▸ Task directions: Your task is to repeat the listing exactly.

— begin The input —

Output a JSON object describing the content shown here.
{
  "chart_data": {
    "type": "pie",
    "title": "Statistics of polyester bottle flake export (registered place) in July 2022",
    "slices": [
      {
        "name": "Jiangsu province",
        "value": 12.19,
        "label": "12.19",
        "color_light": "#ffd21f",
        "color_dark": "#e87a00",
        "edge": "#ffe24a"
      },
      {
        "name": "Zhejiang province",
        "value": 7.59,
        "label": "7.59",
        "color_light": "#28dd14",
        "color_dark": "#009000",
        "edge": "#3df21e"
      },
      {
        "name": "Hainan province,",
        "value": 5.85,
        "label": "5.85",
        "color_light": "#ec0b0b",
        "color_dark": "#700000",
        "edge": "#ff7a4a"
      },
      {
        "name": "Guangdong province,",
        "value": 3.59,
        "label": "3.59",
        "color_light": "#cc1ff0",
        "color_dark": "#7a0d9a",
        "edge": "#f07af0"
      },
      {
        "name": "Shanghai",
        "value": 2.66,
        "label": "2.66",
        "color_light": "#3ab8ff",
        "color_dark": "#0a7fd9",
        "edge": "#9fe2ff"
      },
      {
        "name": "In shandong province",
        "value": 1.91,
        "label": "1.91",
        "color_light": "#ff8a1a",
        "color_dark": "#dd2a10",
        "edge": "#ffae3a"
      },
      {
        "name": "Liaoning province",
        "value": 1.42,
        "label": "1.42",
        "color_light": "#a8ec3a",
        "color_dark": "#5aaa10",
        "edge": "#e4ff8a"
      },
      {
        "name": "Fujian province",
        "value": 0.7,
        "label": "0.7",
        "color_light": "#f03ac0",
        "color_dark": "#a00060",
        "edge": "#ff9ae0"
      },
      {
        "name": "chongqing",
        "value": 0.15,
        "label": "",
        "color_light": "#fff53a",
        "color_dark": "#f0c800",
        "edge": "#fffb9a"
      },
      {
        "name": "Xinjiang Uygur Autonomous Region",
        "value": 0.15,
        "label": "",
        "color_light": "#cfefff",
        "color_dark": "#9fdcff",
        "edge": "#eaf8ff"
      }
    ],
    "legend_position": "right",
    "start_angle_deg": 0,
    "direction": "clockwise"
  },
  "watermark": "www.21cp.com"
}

— end The input —

▸ Complete answer:
Output a JSON object describing the content shown here.
{
  "chart_data": {
    "type": "pie",
    "title": "Statistics of polyester bottle flake export (registered place) in July 2022",
    "slices": [
      {
        "name": "Jiangsu province",
        "value": 12.19,
        "label": "12.19",
        "color_light": "#ffd21f",
        "color_dark": "#e87a00",
        "edge": "#ffe24a"
      },
      {
        "name": "Zhejiang province",
        "value": 7.59,
        "label": "7.59",
        "color_light": "#28dd14",
        "color_dark": "#009000",
        "edge": "#3df21e"
      },
      {
        "name": "Hainan province,",
        "value": 5.85,
        "label": "5.85",
        "color_light": "#ec0b0b",
        "color_dark": "#700000",
        "edge": "#ff7a4a"
      },
      {
        "name": "Guangdong province,",
        "value": 3.59,
        "label": "3.59",
        "color_light": "#cc1ff0",
        "color_dark": "#7a0d9a",
        "edge": "#f07af0"
      },
      {
        "name": "Shanghai",
        "value": 2.66,
        "label": "2.66",
        "color_light": "#3ab8ff",
        "color_dark": "#0a7fd9",
        "edge": "#9fe2ff"
      },
      {
        "name": "In shandong province",
        "value": 1.91,
        "label": "1.91",
        "color_light": "#ff8a1a",
        "color_dark": "#dd2a10",
        "edge": "#ffae3a"
      },
      {
        "name": "Liaoning province",
        "value": 1.42,
        "label": "1.42",
        "color_light": "#a8ec3a",
        "color_dark": "#5aaa10",
        "edge": "#e4ff8a"
      },
      {
        "name": "Fujian province",
        "value": 0.7,
        "label": "0.7",
        "color_light": "#f03ac0",
        "color_dark": "#a00060",
        "edge": "#ff9ae0"
      },
      {
        "name": "chongqing",
        "value": 0.15,
        "label": "",
        "color_light": "#fff53a",
        "color_dark": "#f0c800",
        "edge": "#fffb9a"
      },
      {
        "name": "Xinjiang Uygur Autonomous Region",
        "value": 0.15,
        "label": "",
        "color_light": "#cfefff",
        "color_dark": "#9fdcff",
        "edge": "#eaf8ff"
      }
    ],
    "legend_position": "right",
    "start_angle_deg": 0,
    "direction": "clockwise"
  },
  "watermark": "www.21cp.com"
}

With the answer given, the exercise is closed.